TASK DETAILS: Convert the lines of the material from the line containing "Patent image size: (1020, 1097)." through the line containing "The transmission gear 6121 is at (634, 750).", both included, into a numbered list that leaves out any blank lines.

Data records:
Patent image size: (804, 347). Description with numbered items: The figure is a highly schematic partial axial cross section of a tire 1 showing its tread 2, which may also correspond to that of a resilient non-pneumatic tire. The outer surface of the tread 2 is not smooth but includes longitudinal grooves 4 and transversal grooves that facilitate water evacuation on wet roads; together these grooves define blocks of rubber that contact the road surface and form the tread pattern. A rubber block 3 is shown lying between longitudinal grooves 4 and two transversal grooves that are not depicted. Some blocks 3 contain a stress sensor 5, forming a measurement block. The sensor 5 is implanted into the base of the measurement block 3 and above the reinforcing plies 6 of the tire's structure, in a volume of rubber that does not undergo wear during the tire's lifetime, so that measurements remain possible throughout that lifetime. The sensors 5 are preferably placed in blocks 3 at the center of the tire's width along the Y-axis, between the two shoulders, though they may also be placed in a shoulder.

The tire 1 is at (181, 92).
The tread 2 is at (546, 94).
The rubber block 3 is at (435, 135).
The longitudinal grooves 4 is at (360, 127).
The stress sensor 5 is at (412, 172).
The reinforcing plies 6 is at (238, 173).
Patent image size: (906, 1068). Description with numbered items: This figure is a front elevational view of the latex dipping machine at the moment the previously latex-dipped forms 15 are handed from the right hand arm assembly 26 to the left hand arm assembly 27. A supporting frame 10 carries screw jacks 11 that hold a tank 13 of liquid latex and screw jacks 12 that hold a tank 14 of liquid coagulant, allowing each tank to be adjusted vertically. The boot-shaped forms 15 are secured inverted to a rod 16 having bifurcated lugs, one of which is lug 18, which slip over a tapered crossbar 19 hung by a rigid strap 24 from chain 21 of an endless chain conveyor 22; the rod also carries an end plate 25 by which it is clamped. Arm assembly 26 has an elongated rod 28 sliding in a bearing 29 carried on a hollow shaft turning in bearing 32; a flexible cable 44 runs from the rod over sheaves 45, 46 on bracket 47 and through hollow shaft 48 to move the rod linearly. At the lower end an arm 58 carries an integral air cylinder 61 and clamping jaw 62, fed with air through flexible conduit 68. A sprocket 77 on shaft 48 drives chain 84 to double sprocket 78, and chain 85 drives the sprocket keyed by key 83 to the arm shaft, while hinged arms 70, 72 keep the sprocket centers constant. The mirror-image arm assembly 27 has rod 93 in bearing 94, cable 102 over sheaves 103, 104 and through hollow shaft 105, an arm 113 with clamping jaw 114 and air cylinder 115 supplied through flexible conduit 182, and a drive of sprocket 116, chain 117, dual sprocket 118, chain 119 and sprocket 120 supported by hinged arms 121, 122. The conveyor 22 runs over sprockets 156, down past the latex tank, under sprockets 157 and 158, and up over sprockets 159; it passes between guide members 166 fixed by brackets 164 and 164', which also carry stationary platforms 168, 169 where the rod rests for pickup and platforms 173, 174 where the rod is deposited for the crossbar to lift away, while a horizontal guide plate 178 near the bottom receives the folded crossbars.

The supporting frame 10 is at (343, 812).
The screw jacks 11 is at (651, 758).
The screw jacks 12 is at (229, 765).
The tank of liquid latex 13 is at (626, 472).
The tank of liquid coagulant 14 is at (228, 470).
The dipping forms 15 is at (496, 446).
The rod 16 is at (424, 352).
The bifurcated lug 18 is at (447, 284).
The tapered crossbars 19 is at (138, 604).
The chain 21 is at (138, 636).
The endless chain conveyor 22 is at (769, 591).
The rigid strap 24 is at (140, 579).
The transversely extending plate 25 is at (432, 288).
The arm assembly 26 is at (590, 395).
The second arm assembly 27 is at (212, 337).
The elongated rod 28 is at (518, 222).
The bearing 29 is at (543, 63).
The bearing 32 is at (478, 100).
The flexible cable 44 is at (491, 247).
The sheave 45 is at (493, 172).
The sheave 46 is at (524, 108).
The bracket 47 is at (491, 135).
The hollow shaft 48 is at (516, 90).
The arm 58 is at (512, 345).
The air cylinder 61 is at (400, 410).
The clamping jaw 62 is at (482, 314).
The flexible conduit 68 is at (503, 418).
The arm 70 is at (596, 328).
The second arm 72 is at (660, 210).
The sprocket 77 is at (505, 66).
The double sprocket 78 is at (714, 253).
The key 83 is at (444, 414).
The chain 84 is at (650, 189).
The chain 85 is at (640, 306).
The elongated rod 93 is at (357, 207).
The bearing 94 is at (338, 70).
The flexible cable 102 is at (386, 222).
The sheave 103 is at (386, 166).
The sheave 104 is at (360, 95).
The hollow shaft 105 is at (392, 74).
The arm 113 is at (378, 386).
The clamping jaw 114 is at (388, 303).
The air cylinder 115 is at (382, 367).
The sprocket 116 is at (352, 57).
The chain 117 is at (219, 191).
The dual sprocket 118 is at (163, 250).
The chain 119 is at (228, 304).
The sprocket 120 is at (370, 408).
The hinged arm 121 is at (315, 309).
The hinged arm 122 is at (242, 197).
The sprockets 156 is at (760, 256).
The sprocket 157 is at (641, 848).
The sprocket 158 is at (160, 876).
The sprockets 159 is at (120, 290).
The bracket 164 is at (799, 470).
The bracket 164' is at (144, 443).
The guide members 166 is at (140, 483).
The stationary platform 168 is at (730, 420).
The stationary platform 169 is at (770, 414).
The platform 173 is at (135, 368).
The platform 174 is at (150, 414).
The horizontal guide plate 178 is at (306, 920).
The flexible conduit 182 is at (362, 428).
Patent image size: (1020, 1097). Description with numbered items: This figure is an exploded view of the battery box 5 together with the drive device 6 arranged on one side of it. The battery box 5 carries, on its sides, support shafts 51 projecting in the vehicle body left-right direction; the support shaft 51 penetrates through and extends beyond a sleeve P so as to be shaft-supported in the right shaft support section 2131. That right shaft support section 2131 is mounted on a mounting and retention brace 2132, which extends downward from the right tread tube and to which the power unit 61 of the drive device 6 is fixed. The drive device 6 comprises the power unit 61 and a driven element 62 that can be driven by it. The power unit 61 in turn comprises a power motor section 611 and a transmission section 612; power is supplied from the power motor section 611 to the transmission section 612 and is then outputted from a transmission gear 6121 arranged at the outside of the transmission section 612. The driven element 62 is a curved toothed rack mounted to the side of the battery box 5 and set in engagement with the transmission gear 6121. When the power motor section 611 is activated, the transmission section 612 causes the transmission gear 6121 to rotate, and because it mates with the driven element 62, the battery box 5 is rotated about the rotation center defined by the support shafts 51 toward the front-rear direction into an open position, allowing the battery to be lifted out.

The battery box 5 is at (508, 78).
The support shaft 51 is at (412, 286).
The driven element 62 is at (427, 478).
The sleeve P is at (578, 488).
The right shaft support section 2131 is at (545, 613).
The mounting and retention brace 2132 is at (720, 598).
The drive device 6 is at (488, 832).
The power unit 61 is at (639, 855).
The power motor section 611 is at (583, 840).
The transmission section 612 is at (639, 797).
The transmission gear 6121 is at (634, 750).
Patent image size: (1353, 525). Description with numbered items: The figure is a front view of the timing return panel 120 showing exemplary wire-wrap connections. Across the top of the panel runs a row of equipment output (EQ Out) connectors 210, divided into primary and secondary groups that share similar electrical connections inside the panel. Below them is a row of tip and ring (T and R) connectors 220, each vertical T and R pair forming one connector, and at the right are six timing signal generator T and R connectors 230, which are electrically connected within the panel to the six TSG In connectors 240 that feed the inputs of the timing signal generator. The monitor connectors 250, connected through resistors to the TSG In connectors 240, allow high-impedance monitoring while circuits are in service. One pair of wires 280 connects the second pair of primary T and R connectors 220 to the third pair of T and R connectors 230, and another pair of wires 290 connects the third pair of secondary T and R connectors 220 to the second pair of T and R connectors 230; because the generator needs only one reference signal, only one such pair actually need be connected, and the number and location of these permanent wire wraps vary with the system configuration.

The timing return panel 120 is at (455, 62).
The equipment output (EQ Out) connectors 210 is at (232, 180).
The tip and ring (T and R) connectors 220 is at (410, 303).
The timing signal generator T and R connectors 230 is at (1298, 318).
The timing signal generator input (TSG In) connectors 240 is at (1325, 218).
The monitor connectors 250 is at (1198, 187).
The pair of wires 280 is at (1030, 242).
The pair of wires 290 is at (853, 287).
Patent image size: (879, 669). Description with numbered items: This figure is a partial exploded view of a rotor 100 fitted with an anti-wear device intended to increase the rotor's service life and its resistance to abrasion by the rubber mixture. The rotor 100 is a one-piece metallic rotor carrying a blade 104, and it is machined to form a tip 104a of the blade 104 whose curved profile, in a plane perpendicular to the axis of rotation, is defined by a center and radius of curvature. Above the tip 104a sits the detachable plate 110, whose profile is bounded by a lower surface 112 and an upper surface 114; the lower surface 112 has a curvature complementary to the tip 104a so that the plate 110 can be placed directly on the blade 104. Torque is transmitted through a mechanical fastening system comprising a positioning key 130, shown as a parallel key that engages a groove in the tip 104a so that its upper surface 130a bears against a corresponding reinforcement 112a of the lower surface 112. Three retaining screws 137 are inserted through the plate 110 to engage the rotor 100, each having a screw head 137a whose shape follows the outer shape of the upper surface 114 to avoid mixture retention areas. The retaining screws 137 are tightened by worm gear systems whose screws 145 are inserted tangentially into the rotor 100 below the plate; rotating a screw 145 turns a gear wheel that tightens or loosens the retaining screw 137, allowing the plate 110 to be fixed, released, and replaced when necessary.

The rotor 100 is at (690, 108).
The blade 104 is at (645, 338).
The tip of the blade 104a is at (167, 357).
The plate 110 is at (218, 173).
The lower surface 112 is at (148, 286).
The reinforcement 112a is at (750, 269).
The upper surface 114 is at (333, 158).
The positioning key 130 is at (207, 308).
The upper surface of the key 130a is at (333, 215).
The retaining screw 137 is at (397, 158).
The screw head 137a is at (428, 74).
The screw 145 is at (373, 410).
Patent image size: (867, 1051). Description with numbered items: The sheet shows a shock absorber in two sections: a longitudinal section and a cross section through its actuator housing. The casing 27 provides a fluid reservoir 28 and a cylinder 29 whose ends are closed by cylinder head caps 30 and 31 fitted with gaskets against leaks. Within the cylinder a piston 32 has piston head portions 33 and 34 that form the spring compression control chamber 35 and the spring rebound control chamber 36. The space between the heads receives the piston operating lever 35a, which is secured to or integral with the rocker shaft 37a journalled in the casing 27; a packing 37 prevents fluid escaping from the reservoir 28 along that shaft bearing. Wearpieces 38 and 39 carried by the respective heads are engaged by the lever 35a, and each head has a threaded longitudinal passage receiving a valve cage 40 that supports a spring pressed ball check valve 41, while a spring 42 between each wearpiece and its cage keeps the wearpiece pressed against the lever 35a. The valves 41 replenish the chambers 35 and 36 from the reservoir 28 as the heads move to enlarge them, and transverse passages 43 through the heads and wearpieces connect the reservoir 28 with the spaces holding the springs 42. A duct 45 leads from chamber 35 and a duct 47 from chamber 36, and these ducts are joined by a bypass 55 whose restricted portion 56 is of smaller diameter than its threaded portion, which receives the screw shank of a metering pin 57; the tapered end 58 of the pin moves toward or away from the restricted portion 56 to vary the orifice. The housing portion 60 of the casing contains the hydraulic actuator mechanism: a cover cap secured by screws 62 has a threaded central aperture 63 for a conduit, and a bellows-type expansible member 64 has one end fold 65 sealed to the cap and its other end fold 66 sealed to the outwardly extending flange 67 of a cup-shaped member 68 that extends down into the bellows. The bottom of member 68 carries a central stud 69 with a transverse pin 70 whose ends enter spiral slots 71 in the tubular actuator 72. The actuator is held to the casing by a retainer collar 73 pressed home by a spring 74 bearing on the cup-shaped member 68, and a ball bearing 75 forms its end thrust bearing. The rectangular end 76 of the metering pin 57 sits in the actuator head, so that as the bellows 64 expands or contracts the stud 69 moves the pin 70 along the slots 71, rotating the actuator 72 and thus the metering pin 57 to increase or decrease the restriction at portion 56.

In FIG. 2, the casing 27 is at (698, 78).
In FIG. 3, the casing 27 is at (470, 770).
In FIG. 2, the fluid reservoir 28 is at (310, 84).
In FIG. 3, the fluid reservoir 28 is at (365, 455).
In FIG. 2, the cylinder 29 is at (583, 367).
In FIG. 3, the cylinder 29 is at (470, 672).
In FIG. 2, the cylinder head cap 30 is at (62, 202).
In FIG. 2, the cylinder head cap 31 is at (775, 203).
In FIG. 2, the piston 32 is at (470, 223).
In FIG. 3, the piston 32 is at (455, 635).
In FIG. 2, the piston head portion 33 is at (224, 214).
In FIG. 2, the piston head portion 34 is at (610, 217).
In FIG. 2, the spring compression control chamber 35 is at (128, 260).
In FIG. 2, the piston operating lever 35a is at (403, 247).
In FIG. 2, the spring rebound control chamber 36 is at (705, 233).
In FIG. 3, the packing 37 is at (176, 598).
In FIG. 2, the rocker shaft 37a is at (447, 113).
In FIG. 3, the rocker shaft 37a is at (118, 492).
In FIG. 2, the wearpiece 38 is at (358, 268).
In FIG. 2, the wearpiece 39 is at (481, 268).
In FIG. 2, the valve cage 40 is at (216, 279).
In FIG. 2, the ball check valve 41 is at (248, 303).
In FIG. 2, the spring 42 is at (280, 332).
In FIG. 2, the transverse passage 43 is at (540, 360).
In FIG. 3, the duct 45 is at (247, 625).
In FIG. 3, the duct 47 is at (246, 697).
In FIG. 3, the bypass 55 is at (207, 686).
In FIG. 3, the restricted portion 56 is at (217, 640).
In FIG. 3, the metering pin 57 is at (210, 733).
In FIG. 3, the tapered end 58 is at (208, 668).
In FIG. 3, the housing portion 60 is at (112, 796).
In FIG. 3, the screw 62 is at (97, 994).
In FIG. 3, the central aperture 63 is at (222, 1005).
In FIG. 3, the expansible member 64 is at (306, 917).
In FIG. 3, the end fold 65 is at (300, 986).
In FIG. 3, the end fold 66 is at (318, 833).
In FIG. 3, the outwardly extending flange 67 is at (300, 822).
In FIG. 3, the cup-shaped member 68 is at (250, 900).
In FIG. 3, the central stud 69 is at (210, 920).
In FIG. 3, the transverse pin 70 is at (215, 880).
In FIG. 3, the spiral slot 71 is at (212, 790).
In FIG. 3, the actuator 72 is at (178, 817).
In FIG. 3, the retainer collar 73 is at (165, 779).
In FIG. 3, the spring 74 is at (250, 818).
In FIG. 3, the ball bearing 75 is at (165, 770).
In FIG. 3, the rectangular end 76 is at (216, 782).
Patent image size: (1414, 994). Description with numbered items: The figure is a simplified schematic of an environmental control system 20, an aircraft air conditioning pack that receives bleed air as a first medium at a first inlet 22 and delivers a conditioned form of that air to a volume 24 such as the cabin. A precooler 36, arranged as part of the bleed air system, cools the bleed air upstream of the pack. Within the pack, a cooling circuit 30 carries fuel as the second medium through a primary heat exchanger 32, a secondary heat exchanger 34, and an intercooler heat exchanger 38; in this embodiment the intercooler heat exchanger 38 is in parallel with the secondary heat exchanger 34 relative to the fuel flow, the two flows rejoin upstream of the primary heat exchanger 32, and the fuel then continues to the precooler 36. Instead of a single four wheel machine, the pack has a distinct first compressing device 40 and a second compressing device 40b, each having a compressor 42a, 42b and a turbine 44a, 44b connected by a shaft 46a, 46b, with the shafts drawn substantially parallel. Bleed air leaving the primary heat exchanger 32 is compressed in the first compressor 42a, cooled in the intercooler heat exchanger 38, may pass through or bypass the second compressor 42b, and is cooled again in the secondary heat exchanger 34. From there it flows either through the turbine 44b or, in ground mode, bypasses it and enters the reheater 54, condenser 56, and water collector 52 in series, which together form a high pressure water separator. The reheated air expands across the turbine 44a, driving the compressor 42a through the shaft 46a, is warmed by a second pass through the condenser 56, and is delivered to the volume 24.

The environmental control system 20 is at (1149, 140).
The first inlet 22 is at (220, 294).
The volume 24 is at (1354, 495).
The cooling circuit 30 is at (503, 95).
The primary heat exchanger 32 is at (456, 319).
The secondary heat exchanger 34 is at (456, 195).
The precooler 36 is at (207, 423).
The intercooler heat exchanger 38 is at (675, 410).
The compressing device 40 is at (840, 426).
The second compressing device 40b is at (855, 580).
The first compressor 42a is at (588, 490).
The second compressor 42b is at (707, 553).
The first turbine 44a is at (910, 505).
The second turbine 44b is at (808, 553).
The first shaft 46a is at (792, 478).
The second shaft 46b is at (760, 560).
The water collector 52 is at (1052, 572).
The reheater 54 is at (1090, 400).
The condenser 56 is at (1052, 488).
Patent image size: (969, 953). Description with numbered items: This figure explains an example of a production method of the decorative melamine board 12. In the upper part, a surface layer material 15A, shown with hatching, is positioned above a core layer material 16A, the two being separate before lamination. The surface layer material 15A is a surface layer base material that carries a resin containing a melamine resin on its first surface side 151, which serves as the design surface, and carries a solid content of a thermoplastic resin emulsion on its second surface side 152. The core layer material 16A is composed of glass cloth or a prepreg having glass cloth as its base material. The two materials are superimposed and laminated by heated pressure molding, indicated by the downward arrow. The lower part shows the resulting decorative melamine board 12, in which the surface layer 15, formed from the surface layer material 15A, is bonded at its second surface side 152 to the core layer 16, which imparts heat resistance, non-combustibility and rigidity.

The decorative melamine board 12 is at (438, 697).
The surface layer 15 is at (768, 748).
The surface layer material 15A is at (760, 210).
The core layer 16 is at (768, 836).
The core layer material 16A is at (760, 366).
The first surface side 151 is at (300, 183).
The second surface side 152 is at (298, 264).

WRITTEN RESPONSE:
1. Patent image size: (1020, 1097). Description with numbered items: This figure is an exploded view of the battery box 5 together with the drive device 6 arranged on one side of it. The battery box 5 carries, on its sides, support shafts 51 projecting in the vehicle body left-right direction; the support shaft 51 penetrates through and extends beyond a sleeve P so as to be shaft-supported in the right shaft support section 2131. That right shaft support section 2131 is mounted on a mounting and retention brace 2132, which extends downward from the right tread tube and to which the power unit 61 of the drive device 6 is fixed. The drive device 6 comprises the power unit 61 and a driven element 62 that can be driven by it. The power unit 61 in turn comprises a power motor section 611 and a transmission section 612; power is supplied from the power motor section 611 to the transmission section 612 and is then outputted from a transmission gear 6121 arranged at the outside of the transmission section 612. The driven element 62 is a curved toothed rack mounted to the side of the battery box 5 and set in engagement with the transmission gear 6121. When the power motor section 611 is activated, the transmission section 612 causes the transmission gear 6121 to rotate, and because it mates with the driven element 62, the battery box 5 is rotated about the rotation center defined by the support shafts 51 toward the front-rear direction into an open position, allowing the battery to be lifted out.
2. The battery box 5 is at (508, 78).
3. The support shaft 51 is at (412, 286).
4. The driven element 62 is at (427, 478).
5. The sleeve P is at (578, 488).
6. The right shaft support section 2131 is at (545, 613).
7. The mounting and retention brace 2132 is at (720, 598).
8. The drive device 6 is at (488, 832).
9. The power unit 61 is at (639, 855).
10. The power motor section 611 is at (583, 840).
11. The transmission section 612 is at (639, 797).
12. The transmission gear 6121 is at (634, 750).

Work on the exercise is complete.